[Aim] Check every line below for the word "noktalar" and copy the ones that have it.

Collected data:
---------------
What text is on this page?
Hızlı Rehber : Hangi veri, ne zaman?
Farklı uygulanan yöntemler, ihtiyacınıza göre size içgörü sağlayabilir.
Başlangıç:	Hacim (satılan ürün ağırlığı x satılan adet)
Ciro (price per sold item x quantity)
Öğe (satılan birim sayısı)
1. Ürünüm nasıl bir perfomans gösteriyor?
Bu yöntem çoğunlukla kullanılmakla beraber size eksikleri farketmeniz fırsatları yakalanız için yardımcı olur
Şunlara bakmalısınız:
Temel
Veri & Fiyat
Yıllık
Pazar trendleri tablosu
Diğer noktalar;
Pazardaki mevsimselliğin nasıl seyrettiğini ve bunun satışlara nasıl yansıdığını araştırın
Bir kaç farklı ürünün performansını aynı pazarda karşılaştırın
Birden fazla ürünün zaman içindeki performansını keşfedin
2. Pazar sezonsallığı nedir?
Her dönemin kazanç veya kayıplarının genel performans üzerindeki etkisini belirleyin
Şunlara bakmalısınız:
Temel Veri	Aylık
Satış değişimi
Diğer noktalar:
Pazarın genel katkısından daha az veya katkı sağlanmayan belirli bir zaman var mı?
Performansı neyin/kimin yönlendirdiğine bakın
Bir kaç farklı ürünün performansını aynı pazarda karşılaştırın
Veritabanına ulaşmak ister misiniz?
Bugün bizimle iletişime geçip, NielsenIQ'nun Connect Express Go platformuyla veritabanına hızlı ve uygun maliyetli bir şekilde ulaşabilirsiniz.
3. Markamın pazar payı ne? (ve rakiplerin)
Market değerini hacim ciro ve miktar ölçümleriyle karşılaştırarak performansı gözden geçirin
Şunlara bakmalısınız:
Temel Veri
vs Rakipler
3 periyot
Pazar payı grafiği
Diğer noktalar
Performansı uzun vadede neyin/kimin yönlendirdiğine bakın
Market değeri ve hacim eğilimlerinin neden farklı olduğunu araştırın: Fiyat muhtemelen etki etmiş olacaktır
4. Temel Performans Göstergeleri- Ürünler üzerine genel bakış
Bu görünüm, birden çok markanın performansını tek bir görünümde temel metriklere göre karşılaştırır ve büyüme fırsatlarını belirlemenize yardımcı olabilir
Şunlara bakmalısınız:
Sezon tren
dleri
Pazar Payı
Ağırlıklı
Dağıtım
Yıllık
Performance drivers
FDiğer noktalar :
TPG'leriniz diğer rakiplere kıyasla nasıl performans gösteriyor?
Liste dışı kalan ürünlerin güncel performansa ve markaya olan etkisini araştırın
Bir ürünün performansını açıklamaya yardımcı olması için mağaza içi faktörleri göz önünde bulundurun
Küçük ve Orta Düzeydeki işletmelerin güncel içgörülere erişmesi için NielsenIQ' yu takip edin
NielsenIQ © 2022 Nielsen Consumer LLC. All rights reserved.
---------------
[Reply]
Diğer noktalar;
Diğer noktalar:
Diğer noktalar
FDiğer noktalar :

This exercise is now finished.